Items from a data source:

========

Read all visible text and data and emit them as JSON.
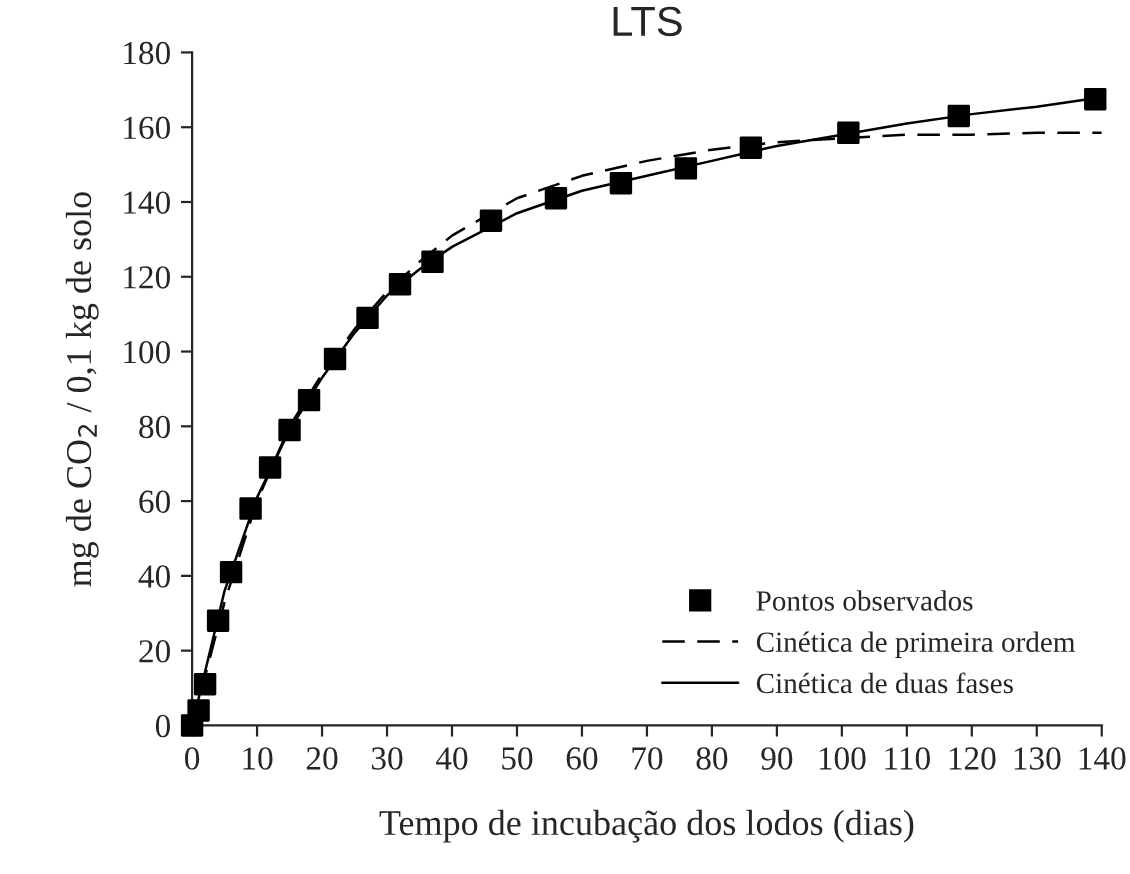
{
  "chart_data": {
    "type": "line",
    "title": "LTS",
    "xlabel": "Tempo de incubação dos lodos (dias)",
    "ylabel": "mg de CO$_{2}$ / 0,1 kg de solo",
    "xlim": [
      0,
      140
    ],
    "xticks": [
      0,
      10,
      20,
      30,
      40,
      50,
      60,
      70,
      80,
      90,
      100,
      110,
      120,
      130,
      140
    ],
    "ylim": [
      0,
      180
    ],
    "yticks": [
      0,
      20,
      40,
      60,
      80,
      100,
      120,
      140,
      160,
      180
    ],
    "grid": false,
    "legend": "bottom right",
    "series": [
      {
        "name": "Pontos observados",
        "type": "scatter",
        "marker": "square",
        "color": "#000000",
        "x": [
          0,
          1,
          2,
          4,
          6,
          9,
          12,
          15,
          18,
          22,
          27,
          32,
          37,
          46,
          56,
          66,
          76,
          86,
          101,
          118,
          139
        ],
        "values": [
          0,
          4,
          11,
          28,
          41,
          58,
          69,
          79,
          87,
          98,
          109,
          118,
          124,
          135,
          141,
          145,
          149,
          154.5,
          158.5,
          163,
          167.5
        ]
      },
      {
        "name": "Cinética de primeira ordem",
        "line_style": "dashed",
        "color": "#000000",
        "x": [
          0,
          5,
          10,
          15,
          20,
          25,
          30,
          35,
          40,
          50,
          60,
          70,
          80,
          90,
          100,
          110,
          120,
          130,
          140
        ],
        "values": [
          0,
          33,
          60,
          80,
          94,
          106,
          116,
          124,
          131,
          141,
          147,
          151,
          154,
          156,
          157,
          158,
          158,
          158.5,
          158.5
        ]
      },
      {
        "name": "Cinética de duas fases",
        "line_style": "solid",
        "color": "#000000",
        "x": [
          0,
          5,
          10,
          15,
          20,
          25,
          30,
          35,
          40,
          50,
          60,
          70,
          80,
          90,
          100,
          110,
          120,
          130,
          140
        ],
        "values": [
          0,
          36,
          61,
          79,
          93,
          105,
          115,
          122,
          128,
          137,
          143,
          147,
          151,
          155,
          158,
          161,
          163.5,
          165.5,
          168
        ]
      }
    ]
  }
}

========

**Work to complete**
Reproduce every record above exactly, but leave out the pictures.

**Solution to this task**
Read all visible text and data and emit them as JSON.
{
  "chart_data": {
    "type": "line",
    "title": "LTS",
    "xlabel": "Tempo de incubação dos lodos (dias)",
    "ylabel": "mg de CO$_{2}$ / 0,1 kg de solo",
    "xlim": [
      0,
      140
    ],
    "xticks": [
      0,
      10,
      20,
      30,
      40,
      50,
      60,
      70,
      80,
      90,
      100,
      110,
      120,
      130,
      140
    ],
    "ylim": [
      0,
      180
    ],
    "yticks": [
      0,
      20,
      40,
      60,
      80,
      100,
      120,
      140,
      160,
      180
    ],
    "grid": false,
    "legend": "bottom right",
    "series": [
      {
        "name": "Pontos observados",
        "type": "scatter",
        "marker": "square",
        "color": "#000000",
        "x": [
          0,
          1,
          2,
          4,
          6,
          9,
          12,
          15,
          18,
          22,
          27,
          32,
          37,
          46,
          56,
          66,
          76,
          86,
          101,
          118,
          139
        ],
        "values": [
          0,
          4,
          11,
          28,
          41,
          58,
          69,
          79,
          87,
          98,
          109,
          118,
          124,
          135,
          141,
          145,
          149,
          154.5,
          158.5,
          163,
          167.5
        ]
      },
      {
        "name": "Cinética de primeira ordem",
        "line_style": "dashed",
        "color": "#000000",
        "x": [
          0,
          5,
          10,
          15,
          20,
          25,
          30,
          35,
          40,
          50,
          60,
          70,
          80,
          90,
          100,
          110,
          120,
          130,
          140
        ],
        "values": [
          0,
          33,
          60,
          80,
          94,
          106,
          116,
          124,
          131,
          141,
          147,
          151,
          154,
          156,
          157,
          158,
          158,
          158.5,
          158.5
        ]
      },
      {
        "name": "Cinética de duas fases",
        "line_style": "solid",
        "color": "#000000",
        "x": [
          0,
          5,
          10,
          15,
          20,
          25,
          30,
          35,
          40,
          50,
          60,
          70,
          80,
          90,
          100,
          110,
          120,
          130,
          140
        ],
        "values": [
          0,
          36,
          61,
          79,
          93,
          105,
          115,
          122,
          128,
          137,
          143,
          147,
          151,
          155,
          158,
          161,
          163.5,
          165.5,
          168
        ]
      }
    ]
  }
}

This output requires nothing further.